### SUPPLIED MATERIAL
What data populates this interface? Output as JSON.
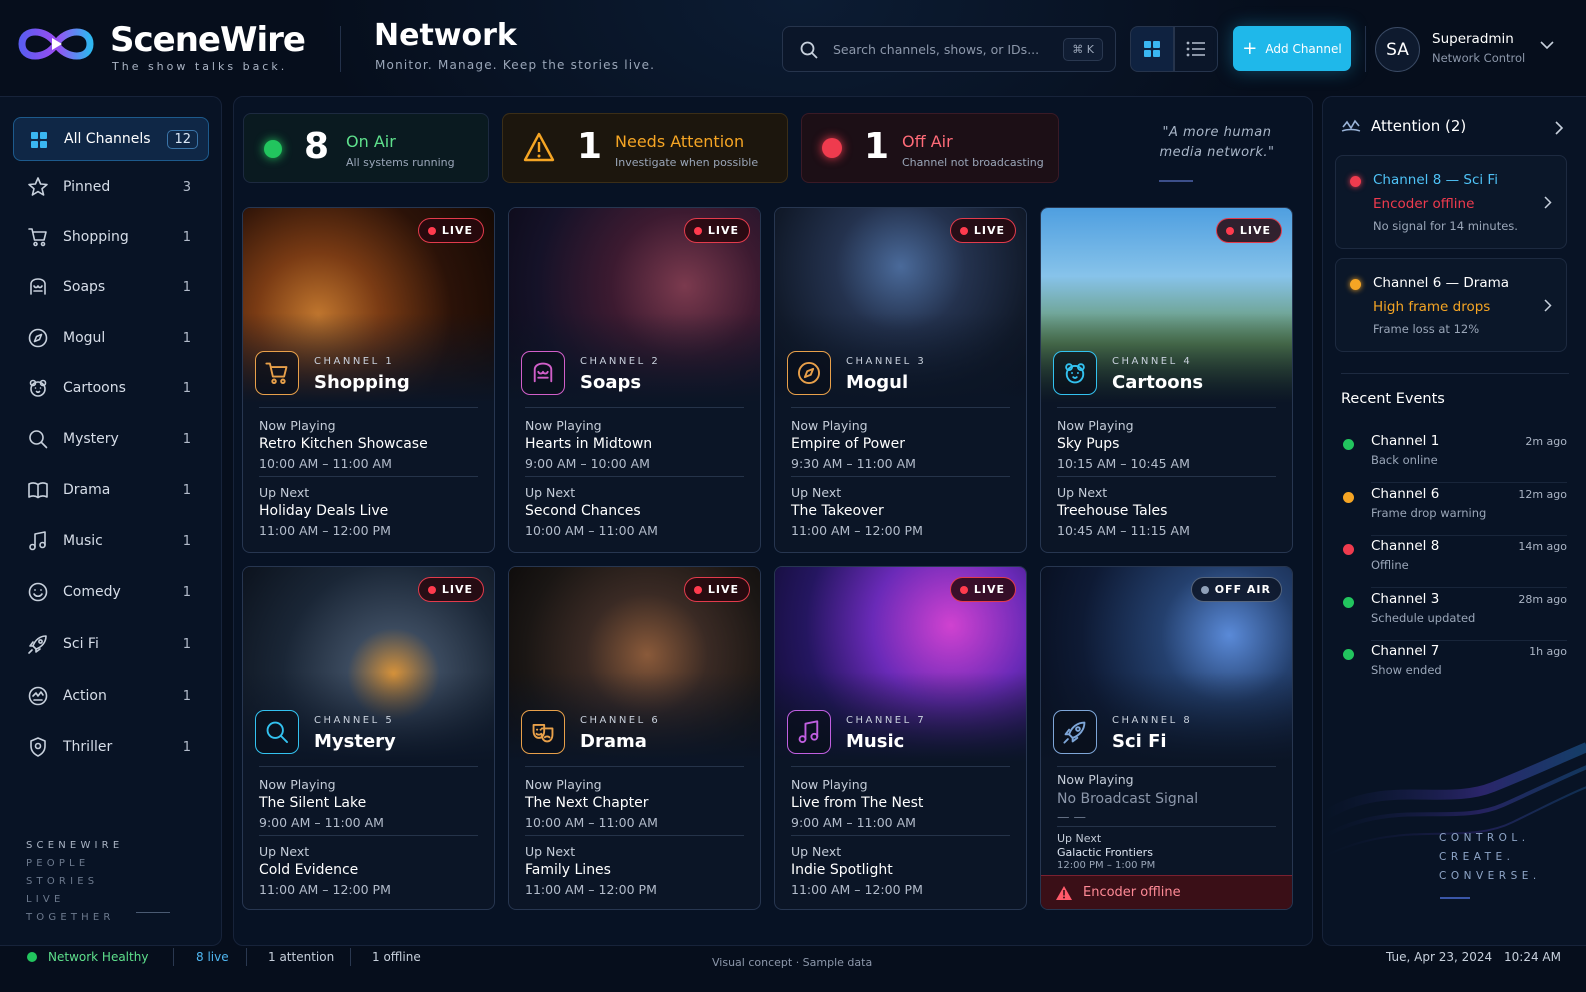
{
  "app": {
    "name": "SceneWire",
    "tagline": "The show talks back.",
    "trademark": "™"
  },
  "page": {
    "title": "Network",
    "subtitle": "Monitor. Manage. Keep the stories live."
  },
  "search": {
    "placeholder": "Search channels, shows, or IDs...",
    "shortcut": "⌘ K"
  },
  "toolbar": {
    "add_label": "Add Channel"
  },
  "user": {
    "initials": "SA",
    "name": "Superadmin",
    "role": "Network Control"
  },
  "sidebar": {
    "items": [
      {
        "label": "All Channels",
        "count": "12",
        "icon": "grid-icon"
      },
      {
        "label": "Pinned",
        "count": "3",
        "icon": "star-icon"
      },
      {
        "label": "Shopping",
        "count": "1",
        "icon": "cart-icon"
      },
      {
        "label": "Soaps",
        "count": "1",
        "icon": "soaps-icon"
      },
      {
        "label": "Mogul",
        "count": "1",
        "icon": "compass-icon"
      },
      {
        "label": "Cartoons",
        "count": "1",
        "icon": "bear-icon"
      },
      {
        "label": "Mystery",
        "count": "1",
        "icon": "search-icon"
      },
      {
        "label": "Drama",
        "count": "1",
        "icon": "book-icon"
      },
      {
        "label": "Music",
        "count": "1",
        "icon": "music-note-icon"
      },
      {
        "label": "Comedy",
        "count": "1",
        "icon": "smile-icon"
      },
      {
        "label": "Sci Fi",
        "count": "1",
        "icon": "rocket-icon"
      },
      {
        "label": "Action",
        "count": "1",
        "icon": "action-icon"
      },
      {
        "label": "Thriller",
        "count": "1",
        "icon": "shield-icon"
      }
    ],
    "brand_words": [
      "SCENEWIRE",
      "PEOPLE",
      "STORIES",
      "LIVE",
      "TOGETHER"
    ]
  },
  "stats": {
    "on_air": {
      "count": "8",
      "label": "On Air",
      "sub": "All systems running",
      "color": "#22c55e"
    },
    "attention": {
      "count": "1",
      "label": "Needs Attention",
      "sub": "Investigate when possible",
      "color": "#f5a524"
    },
    "off_air": {
      "count": "1",
      "label": "Off Air",
      "sub": "Channel not broadcasting",
      "color": "#ef3b4e"
    }
  },
  "quote": "\"A more human media network.\"",
  "labels": {
    "now_playing": "Now Playing",
    "up_next": "Up Next",
    "live": "LIVE",
    "off_air": "OFF AIR"
  },
  "channels": [
    {
      "num": "CHANNEL 1",
      "name": "Shopping",
      "now_title": "Retro Kitchen Showcase",
      "now_time": "10:00 AM – 11:00 AM",
      "next_title": "Holiday Deals Live",
      "next_time": "11:00 AM – 12:00 PM",
      "status": "live",
      "accent": "#e8a04a",
      "icon": "cart-icon"
    },
    {
      "num": "CHANNEL 2",
      "name": "Soaps",
      "now_title": "Hearts in Midtown",
      "now_time": "9:00 AM – 10:00 AM",
      "next_title": "Second Chances",
      "next_time": "10:00 AM – 11:00 AM",
      "status": "live",
      "accent": "#d15fc9",
      "icon": "soaps-icon"
    },
    {
      "num": "CHANNEL 3",
      "name": "Mogul",
      "now_title": "Empire of Power",
      "now_time": "9:30 AM – 11:00 AM",
      "next_title": "The Takeover",
      "next_time": "11:00 AM – 12:00 PM",
      "status": "live",
      "accent": "#e8a04a",
      "icon": "compass-icon"
    },
    {
      "num": "CHANNEL 4",
      "name": "Cartoons",
      "now_title": "Sky Pups",
      "now_time": "10:15 AM – 10:45 AM",
      "next_title": "Treehouse Tales",
      "next_time": "10:45 AM – 11:15 AM",
      "status": "live",
      "accent": "#33c2f0",
      "icon": "bear-icon"
    },
    {
      "num": "CHANNEL 5",
      "name": "Mystery",
      "now_title": "The Silent Lake",
      "now_time": "9:00 AM – 11:00 AM",
      "next_title": "Cold Evidence",
      "next_time": "11:00 AM – 12:00 PM",
      "status": "live",
      "accent": "#33c2f0",
      "icon": "search-icon"
    },
    {
      "num": "CHANNEL 6",
      "name": "Drama",
      "now_title": "The Next Chapter",
      "now_time": "10:00 AM – 11:00 AM",
      "next_title": "Family Lines",
      "next_time": "11:00 AM – 12:00 PM",
      "status": "live",
      "accent": "#e8a04a",
      "icon": "masks-icon"
    },
    {
      "num": "CHANNEL 7",
      "name": "Music",
      "now_title": "Live from The Nest",
      "now_time": "9:00 AM – 11:00 AM",
      "next_title": "Indie Spotlight",
      "next_time": "11:00 AM – 12:00 PM",
      "status": "live",
      "accent": "#c05fe0",
      "icon": "music-note-icon"
    },
    {
      "num": "CHANNEL 8",
      "name": "Sci Fi",
      "now_title": "No Broadcast Signal",
      "now_time": "— —",
      "next_title": "Galactic Frontiers",
      "next_time": "12:00 PM – 1:00 PM",
      "status": "off",
      "accent": "#7ea6d8",
      "icon": "rocket-icon",
      "alert": "Encoder offline"
    }
  ],
  "attention": {
    "title": "Attention (2)",
    "items": [
      {
        "channel": "Channel 8 — Sci Fi",
        "issue": "Encoder offline",
        "detail": "No signal for 14 minutes.",
        "color": "#ef3b4e"
      },
      {
        "channel": "Channel 6 — Drama",
        "issue": "High frame drops",
        "detail": "Frame loss at 12%",
        "color": "#f5a524"
      }
    ]
  },
  "recent": {
    "title": "Recent Events",
    "items": [
      {
        "name": "Channel 1",
        "desc": "Back online",
        "time": "2m ago",
        "color": "#22c55e"
      },
      {
        "name": "Channel 6",
        "desc": "Frame drop warning",
        "time": "12m ago",
        "color": "#f5a524"
      },
      {
        "name": "Channel 8",
        "desc": "Offline",
        "time": "14m ago",
        "color": "#ef3b4e"
      },
      {
        "name": "Channel 3",
        "desc": "Schedule updated",
        "time": "28m ago",
        "color": "#22c55e"
      },
      {
        "name": "Channel 7",
        "desc": "Show ended",
        "time": "1h ago",
        "color": "#22c55e"
      }
    ],
    "words": [
      "CONTROL.",
      "CREATE.",
      "CONVERSE."
    ]
  },
  "footer": {
    "health": "Network Healthy",
    "live": "8 live",
    "attention": "1 attention",
    "offline": "1 offline",
    "note": "Visual concept · Sample data",
    "date": "Tue, Apr 23, 2024",
    "time": "10:24 AM"
  }
}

### EXERCISE OBJECTIVE
Transcribe all entries above exactly. Drop the pictures.

### ANSWER TO THE EXERCISE
What data populates this interface? Output as JSON.
{
  "app": {
    "name": "SceneWire",
    "tagline": "The show talks back.",
    "trademark": "™"
  },
  "page": {
    "title": "Network",
    "subtitle": "Monitor. Manage. Keep the stories live."
  },
  "search": {
    "placeholder": "Search channels, shows, or IDs...",
    "shortcut": "⌘ K"
  },
  "toolbar": {
    "add_label": "Add Channel"
  },
  "user": {
    "initials": "SA",
    "name": "Superadmin",
    "role": "Network Control"
  },
  "sidebar": {
    "items": [
      {
        "label": "All Channels",
        "count": "12",
        "icon": "grid-icon"
      },
      {
        "label": "Pinned",
        "count": "3",
        "icon": "star-icon"
      },
      {
        "label": "Shopping",
        "count": "1",
        "icon": "cart-icon"
      },
      {
        "label": "Soaps",
        "count": "1",
        "icon": "soaps-icon"
      },
      {
        "label": "Mogul",
        "count": "1",
        "icon": "compass-icon"
      },
      {
        "label": "Cartoons",
        "count": "1",
        "icon": "bear-icon"
      },
      {
        "label": "Mystery",
        "count": "1",
        "icon": "search-icon"
      },
      {
        "label": "Drama",
        "count": "1",
        "icon": "book-icon"
      },
      {
        "label": "Music",
        "count": "1",
        "icon": "music-note-icon"
      },
      {
        "label": "Comedy",
        "count": "1",
        "icon": "smile-icon"
      },
      {
        "label": "Sci Fi",
        "count": "1",
        "icon": "rocket-icon"
      },
      {
        "label": "Action",
        "count": "1",
        "icon": "action-icon"
      },
      {
        "label": "Thriller",
        "count": "1",
        "icon": "shield-icon"
      }
    ],
    "brand_words": [
      "SCENEWIRE",
      "PEOPLE",
      "STORIES",
      "LIVE",
      "TOGETHER"
    ]
  },
  "stats": {
    "on_air": {
      "count": "8",
      "label": "On Air",
      "sub": "All systems running",
      "color": "#22c55e"
    },
    "attention": {
      "count": "1",
      "label": "Needs Attention",
      "sub": "Investigate when possible",
      "color": "#f5a524"
    },
    "off_air": {
      "count": "1",
      "label": "Off Air",
      "sub": "Channel not broadcasting",
      "color": "#ef3b4e"
    }
  },
  "quote": "\"A more human media network.\"",
  "labels": {
    "now_playing": "Now Playing",
    "up_next": "Up Next",
    "live": "LIVE",
    "off_air": "OFF AIR"
  },
  "channels": [
    {
      "num": "CHANNEL 1",
      "name": "Shopping",
      "now_title": "Retro Kitchen Showcase",
      "now_time": "10:00 AM – 11:00 AM",
      "next_title": "Holiday Deals Live",
      "next_time": "11:00 AM – 12:00 PM",
      "status": "live",
      "accent": "#e8a04a",
      "icon": "cart-icon"
    },
    {
      "num": "CHANNEL 2",
      "name": "Soaps",
      "now_title": "Hearts in Midtown",
      "now_time": "9:00 AM – 10:00 AM",
      "next_title": "Second Chances",
      "next_time": "10:00 AM – 11:00 AM",
      "status": "live",
      "accent": "#d15fc9",
      "icon": "soaps-icon"
    },
    {
      "num": "CHANNEL 3",
      "name": "Mogul",
      "now_title": "Empire of Power",
      "now_time": "9:30 AM – 11:00 AM",
      "next_title": "The Takeover",
      "next_time": "11:00 AM – 12:00 PM",
      "status": "live",
      "accent": "#e8a04a",
      "icon": "compass-icon"
    },
    {
      "num": "CHANNEL 4",
      "name": "Cartoons",
      "now_title": "Sky Pups",
      "now_time": "10:15 AM – 10:45 AM",
      "next_title": "Treehouse Tales",
      "next_time": "10:45 AM – 11:15 AM",
      "status": "live",
      "accent": "#33c2f0",
      "icon": "bear-icon"
    },
    {
      "num": "CHANNEL 5",
      "name": "Mystery",
      "now_title": "The Silent Lake",
      "now_time": "9:00 AM – 11:00 AM",
      "next_title": "Cold Evidence",
      "next_time": "11:00 AM – 12:00 PM",
      "status": "live",
      "accent": "#33c2f0",
      "icon": "search-icon"
    },
    {
      "num": "CHANNEL 6",
      "name": "Drama",
      "now_title": "The Next Chapter",
      "now_time": "10:00 AM – 11:00 AM",
      "next_title": "Family Lines",
      "next_time": "11:00 AM – 12:00 PM",
      "status": "live",
      "accent": "#e8a04a",
      "icon": "masks-icon"
    },
    {
      "num": "CHANNEL 7",
      "name": "Music",
      "now_title": "Live from The Nest",
      "now_time": "9:00 AM – 11:00 AM",
      "next_title": "Indie Spotlight",
      "next_time": "11:00 AM – 12:00 PM",
      "status": "live",
      "accent": "#c05fe0",
      "icon": "music-note-icon"
    },
    {
      "num": "CHANNEL 8",
      "name": "Sci Fi",
      "now_title": "No Broadcast Signal",
      "now_time": "— —",
      "next_title": "Galactic Frontiers",
      "next_time": "12:00 PM – 1:00 PM",
      "status": "off",
      "accent": "#7ea6d8",
      "icon": "rocket-icon",
      "alert": "Encoder offline"
    }
  ],
  "attention": {
    "title": "Attention (2)",
    "items": [
      {
        "channel": "Channel 8 — Sci Fi",
        "issue": "Encoder offline",
        "detail": "No signal for 14 minutes.",
        "color": "#ef3b4e"
      },
      {
        "channel": "Channel 6 — Drama",
        "issue": "High frame drops",
        "detail": "Frame loss at 12%",
        "color": "#f5a524"
      }
    ]
  },
  "recent": {
    "title": "Recent Events",
    "items": [
      {
        "name": "Channel 1",
        "desc": "Back online",
        "time": "2m ago",
        "color": "#22c55e"
      },
      {
        "name": "Channel 6",
        "desc": "Frame drop warning",
        "time": "12m ago",
        "color": "#f5a524"
      },
      {
        "name": "Channel 8",
        "desc": "Offline",
        "time": "14m ago",
        "color": "#ef3b4e"
      },
      {
        "name": "Channel 3",
        "desc": "Schedule updated",
        "time": "28m ago",
        "color": "#22c55e"
      },
      {
        "name": "Channel 7",
        "desc": "Show ended",
        "time": "1h ago",
        "color": "#22c55e"
      }
    ],
    "words": [
      "CONTROL.",
      "CREATE.",
      "CONVERSE."
    ]
  },
  "footer": {
    "health": "Network Healthy",
    "live": "8 live",
    "attention": "1 attention",
    "offline": "1 offline",
    "note": "Visual concept · Sample data",
    "date": "Tue, Apr 23, 2024",
    "time": "10:24 AM"
  }
}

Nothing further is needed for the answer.